▶ **What you should do**
Wherever the string "Antidepressant" occurs in a line of these records, report that line.
— BEGIN Entries provided —
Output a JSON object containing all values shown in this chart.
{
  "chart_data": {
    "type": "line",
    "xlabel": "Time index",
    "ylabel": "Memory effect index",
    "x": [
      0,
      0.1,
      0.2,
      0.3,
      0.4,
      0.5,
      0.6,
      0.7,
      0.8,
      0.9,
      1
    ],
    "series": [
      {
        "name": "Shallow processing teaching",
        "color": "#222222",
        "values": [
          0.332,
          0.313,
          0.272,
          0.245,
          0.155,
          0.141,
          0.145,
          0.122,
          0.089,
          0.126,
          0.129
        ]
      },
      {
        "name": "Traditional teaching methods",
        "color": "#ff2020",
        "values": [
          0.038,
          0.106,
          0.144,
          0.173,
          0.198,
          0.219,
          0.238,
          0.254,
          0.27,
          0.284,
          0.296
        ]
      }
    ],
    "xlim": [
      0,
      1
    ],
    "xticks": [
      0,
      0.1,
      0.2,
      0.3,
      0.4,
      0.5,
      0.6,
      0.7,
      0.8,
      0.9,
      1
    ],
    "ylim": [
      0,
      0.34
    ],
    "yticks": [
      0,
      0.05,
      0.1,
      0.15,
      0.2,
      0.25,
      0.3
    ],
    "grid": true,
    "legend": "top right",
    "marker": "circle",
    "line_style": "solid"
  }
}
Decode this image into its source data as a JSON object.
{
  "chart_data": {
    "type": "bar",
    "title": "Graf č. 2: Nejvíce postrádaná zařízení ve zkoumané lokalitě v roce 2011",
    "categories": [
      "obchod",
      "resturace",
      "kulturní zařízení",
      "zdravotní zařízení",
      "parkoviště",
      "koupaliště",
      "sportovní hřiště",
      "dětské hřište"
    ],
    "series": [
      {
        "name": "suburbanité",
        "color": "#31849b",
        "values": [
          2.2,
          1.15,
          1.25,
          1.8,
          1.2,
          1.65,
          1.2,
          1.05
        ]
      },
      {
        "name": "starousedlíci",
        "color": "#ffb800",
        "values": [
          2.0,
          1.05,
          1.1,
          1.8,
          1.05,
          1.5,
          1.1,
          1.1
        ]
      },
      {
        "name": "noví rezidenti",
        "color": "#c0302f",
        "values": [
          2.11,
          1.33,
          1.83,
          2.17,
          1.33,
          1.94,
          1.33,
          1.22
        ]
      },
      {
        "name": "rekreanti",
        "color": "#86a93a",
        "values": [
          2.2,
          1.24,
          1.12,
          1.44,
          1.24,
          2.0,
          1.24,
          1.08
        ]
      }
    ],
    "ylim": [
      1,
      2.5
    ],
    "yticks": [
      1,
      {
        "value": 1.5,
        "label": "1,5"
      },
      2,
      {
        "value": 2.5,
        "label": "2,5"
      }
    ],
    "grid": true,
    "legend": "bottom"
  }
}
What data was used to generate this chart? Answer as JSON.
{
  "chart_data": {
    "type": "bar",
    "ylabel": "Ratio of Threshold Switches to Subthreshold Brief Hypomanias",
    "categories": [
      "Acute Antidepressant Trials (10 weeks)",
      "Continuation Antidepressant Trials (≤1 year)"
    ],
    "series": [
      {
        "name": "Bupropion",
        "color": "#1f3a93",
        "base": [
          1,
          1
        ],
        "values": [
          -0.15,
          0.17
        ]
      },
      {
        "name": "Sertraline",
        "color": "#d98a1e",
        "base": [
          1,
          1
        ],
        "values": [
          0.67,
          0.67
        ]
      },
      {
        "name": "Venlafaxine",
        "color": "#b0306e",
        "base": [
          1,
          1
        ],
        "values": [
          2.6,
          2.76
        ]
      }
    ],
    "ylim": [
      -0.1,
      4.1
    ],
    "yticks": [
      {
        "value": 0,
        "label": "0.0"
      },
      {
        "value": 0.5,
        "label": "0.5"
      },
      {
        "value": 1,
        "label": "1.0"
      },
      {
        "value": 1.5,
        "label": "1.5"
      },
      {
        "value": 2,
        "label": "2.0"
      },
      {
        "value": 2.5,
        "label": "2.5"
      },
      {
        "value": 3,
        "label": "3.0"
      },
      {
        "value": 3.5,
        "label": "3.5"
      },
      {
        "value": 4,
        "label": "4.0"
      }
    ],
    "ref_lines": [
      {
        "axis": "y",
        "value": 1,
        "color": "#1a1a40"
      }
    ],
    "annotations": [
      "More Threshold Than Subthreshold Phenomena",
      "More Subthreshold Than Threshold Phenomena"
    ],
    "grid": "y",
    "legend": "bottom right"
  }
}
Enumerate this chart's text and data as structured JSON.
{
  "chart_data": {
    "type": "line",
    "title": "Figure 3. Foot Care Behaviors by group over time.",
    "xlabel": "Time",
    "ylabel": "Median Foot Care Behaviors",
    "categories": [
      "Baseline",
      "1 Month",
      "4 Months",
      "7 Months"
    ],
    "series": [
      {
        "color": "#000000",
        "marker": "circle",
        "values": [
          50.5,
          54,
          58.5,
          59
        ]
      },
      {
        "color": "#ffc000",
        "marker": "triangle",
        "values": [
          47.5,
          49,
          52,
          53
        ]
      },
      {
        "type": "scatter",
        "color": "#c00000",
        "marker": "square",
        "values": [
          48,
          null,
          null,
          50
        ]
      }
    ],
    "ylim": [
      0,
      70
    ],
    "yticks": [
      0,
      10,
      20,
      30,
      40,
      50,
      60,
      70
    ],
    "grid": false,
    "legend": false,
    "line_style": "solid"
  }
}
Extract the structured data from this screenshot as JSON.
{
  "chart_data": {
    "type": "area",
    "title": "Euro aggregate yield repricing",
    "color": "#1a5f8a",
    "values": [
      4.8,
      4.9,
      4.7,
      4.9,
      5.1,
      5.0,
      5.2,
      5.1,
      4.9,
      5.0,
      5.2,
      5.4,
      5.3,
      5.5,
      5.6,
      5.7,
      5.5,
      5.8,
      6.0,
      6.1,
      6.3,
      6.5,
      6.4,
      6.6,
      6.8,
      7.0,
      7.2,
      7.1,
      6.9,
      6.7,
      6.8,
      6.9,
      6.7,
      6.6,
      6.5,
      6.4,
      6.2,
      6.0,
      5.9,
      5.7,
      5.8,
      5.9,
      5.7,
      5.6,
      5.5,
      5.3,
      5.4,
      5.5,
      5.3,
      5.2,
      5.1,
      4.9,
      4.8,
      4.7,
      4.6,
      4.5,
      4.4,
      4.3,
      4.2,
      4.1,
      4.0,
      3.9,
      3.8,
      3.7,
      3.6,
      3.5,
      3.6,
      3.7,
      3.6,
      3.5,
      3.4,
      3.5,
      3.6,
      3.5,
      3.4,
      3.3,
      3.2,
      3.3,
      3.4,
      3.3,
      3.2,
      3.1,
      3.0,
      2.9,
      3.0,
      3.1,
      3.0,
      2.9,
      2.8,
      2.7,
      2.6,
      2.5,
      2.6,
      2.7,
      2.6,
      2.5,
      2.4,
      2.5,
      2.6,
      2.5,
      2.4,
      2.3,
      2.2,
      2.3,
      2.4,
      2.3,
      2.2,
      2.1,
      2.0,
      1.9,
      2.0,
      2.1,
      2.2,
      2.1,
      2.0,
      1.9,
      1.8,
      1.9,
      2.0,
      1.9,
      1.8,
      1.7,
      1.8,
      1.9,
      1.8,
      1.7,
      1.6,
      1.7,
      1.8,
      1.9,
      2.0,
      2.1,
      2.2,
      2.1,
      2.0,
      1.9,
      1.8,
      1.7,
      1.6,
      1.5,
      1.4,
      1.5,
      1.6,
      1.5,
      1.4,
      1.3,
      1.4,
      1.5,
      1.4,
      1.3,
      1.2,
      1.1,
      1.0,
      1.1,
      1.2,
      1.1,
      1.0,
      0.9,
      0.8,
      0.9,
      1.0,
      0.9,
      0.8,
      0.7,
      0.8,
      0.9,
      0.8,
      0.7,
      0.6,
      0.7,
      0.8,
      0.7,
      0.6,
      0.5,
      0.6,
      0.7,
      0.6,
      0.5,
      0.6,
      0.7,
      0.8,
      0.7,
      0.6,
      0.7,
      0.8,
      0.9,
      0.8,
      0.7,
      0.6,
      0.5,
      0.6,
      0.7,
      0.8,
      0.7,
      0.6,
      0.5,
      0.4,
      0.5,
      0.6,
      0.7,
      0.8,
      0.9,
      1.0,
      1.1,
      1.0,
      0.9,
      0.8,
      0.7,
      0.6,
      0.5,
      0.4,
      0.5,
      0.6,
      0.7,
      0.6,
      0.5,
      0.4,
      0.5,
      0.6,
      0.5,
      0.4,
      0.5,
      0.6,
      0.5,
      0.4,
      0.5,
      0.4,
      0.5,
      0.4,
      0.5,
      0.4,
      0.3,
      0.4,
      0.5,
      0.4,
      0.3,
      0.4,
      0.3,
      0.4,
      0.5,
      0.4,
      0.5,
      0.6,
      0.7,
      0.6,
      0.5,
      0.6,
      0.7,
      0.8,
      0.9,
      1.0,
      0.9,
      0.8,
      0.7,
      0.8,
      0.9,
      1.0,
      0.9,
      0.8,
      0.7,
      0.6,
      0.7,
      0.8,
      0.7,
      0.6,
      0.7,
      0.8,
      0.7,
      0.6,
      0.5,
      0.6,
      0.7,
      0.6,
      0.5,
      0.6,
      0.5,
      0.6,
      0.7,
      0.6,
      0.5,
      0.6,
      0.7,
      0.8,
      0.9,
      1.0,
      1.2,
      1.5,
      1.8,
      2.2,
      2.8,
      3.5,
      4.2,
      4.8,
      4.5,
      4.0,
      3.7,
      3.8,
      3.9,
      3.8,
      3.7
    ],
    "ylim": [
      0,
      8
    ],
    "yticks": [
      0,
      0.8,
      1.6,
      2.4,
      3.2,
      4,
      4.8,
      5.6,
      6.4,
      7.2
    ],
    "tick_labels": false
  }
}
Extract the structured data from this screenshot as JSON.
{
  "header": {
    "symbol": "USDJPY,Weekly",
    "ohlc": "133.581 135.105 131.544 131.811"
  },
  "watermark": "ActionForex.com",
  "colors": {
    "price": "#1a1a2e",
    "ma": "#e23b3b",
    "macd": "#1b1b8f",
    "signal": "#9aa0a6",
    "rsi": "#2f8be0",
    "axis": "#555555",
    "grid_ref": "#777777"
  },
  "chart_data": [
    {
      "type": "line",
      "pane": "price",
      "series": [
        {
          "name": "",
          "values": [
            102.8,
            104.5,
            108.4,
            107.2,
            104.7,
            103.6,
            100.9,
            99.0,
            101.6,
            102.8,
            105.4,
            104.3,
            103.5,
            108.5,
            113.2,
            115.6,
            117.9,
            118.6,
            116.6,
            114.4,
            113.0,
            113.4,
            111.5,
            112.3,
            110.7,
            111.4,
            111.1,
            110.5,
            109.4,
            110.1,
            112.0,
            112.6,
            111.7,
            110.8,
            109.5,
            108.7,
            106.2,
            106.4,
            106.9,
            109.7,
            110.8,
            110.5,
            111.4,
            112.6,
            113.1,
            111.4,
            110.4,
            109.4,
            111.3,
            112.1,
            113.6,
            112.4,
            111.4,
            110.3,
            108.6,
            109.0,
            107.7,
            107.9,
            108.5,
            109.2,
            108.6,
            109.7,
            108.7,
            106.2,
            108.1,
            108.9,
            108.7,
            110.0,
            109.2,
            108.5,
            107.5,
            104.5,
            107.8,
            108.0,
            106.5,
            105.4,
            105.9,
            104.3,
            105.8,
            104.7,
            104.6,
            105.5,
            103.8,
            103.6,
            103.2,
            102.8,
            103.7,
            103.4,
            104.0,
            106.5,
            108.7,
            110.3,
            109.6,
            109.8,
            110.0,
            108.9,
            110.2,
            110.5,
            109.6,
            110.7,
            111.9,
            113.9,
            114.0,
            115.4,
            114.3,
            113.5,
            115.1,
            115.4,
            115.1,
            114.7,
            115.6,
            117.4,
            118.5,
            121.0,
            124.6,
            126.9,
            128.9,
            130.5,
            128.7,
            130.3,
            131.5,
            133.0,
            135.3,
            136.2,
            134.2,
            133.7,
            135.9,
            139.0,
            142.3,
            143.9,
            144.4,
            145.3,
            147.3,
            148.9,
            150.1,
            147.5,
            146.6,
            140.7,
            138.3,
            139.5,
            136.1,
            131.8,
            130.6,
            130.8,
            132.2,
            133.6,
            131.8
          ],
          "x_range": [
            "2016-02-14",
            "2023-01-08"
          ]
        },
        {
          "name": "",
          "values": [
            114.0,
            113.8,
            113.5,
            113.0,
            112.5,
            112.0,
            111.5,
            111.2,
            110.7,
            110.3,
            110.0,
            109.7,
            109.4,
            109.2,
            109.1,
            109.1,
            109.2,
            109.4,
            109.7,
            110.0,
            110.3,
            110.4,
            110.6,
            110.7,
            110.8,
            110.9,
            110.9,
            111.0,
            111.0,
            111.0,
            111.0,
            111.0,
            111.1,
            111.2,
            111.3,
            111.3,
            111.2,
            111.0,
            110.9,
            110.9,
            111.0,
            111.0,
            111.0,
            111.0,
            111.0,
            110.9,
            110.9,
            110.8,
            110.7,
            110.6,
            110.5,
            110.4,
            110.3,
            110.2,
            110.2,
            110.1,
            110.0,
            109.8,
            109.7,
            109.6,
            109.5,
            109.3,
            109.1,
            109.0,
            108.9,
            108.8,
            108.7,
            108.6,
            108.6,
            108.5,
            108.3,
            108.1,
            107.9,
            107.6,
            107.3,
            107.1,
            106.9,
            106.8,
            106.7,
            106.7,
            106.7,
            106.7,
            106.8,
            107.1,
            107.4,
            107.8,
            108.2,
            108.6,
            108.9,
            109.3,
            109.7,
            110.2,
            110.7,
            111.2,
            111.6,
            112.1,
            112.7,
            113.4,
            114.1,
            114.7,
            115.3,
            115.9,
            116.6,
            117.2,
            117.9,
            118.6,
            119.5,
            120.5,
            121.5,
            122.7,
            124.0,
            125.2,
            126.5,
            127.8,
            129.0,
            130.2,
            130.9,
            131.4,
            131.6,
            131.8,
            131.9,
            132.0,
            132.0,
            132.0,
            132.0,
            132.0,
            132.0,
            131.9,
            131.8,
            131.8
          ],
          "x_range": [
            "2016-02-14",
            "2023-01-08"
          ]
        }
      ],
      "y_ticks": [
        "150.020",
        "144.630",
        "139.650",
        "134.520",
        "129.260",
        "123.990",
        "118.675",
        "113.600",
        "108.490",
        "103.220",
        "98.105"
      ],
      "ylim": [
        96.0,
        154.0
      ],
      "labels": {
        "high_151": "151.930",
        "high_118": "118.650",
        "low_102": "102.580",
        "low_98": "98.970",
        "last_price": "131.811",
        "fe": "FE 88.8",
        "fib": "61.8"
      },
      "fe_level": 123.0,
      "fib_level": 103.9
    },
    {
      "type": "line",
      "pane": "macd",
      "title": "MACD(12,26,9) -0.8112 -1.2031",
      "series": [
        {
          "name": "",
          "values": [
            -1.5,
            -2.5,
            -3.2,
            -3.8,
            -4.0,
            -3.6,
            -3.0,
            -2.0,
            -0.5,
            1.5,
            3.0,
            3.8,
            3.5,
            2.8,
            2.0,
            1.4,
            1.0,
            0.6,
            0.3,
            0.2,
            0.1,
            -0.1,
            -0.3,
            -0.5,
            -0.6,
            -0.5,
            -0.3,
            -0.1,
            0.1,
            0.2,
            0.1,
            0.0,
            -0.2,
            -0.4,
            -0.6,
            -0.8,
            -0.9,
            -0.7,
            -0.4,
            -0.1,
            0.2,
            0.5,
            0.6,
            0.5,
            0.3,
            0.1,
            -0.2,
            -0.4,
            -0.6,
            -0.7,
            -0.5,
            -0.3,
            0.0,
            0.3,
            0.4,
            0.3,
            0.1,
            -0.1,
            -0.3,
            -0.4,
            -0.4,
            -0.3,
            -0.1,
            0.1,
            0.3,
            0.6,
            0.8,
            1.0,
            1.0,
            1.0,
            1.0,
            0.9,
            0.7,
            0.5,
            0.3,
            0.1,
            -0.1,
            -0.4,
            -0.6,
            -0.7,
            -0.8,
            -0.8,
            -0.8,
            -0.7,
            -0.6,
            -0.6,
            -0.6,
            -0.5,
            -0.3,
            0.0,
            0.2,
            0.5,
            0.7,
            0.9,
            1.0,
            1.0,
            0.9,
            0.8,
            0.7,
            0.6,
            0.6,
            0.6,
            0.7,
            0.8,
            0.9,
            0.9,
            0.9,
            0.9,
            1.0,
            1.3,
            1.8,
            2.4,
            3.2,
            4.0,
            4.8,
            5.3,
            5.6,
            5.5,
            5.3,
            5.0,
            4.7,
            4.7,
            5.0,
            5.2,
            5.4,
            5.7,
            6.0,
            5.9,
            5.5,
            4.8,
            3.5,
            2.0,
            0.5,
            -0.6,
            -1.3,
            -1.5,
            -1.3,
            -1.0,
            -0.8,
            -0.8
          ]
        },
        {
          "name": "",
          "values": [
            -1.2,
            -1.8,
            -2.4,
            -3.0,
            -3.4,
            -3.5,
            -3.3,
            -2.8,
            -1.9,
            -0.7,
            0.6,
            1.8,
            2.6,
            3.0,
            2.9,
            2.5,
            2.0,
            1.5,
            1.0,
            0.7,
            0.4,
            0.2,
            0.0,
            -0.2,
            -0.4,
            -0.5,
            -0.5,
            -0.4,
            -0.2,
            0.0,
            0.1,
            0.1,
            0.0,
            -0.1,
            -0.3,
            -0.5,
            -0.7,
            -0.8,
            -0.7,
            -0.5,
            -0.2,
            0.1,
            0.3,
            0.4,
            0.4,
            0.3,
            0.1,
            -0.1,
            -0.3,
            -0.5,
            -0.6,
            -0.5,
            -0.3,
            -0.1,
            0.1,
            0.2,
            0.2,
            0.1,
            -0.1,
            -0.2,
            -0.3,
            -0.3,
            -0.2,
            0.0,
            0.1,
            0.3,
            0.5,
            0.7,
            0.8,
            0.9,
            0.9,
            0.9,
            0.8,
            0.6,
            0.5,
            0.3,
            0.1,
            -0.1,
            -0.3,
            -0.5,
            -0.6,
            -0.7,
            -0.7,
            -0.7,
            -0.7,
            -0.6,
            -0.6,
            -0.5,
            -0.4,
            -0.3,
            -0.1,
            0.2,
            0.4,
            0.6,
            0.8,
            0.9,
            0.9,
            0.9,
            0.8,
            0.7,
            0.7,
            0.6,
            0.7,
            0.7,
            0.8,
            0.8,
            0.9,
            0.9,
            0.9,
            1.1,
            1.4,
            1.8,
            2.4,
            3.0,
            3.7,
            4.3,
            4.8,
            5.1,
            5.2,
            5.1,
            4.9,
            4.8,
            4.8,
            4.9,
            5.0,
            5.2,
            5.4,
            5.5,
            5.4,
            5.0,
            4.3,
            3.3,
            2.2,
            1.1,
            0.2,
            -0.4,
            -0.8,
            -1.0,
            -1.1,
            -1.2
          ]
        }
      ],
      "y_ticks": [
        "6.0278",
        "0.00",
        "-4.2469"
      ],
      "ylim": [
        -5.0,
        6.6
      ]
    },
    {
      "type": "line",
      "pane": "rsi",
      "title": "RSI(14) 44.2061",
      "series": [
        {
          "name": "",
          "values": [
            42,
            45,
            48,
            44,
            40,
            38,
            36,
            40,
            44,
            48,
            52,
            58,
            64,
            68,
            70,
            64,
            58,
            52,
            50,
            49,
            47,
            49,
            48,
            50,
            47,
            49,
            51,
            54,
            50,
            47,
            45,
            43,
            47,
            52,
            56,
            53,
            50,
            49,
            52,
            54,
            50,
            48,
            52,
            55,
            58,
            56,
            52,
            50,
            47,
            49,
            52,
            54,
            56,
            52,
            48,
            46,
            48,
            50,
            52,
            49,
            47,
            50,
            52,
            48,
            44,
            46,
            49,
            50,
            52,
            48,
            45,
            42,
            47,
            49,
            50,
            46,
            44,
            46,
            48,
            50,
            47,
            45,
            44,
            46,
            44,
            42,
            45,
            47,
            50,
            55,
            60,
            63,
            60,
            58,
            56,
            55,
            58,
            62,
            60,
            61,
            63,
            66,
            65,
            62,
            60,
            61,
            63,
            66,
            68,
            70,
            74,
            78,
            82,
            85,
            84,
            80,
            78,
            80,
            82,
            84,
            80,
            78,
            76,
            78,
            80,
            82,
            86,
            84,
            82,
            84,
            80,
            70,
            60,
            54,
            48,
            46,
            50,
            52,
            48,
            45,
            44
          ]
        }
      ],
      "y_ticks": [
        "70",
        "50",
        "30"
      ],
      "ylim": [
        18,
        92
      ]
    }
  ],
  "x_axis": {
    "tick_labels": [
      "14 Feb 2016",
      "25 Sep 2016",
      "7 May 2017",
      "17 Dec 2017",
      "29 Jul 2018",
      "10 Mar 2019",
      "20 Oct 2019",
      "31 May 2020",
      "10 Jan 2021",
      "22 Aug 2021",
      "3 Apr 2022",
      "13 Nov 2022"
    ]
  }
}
— END Entries provided —
▶ **Correct answer**
      "Acute Antidepressant Trials (10 weeks)",
      "Continuation Antidepressant Trials (≤1 year)"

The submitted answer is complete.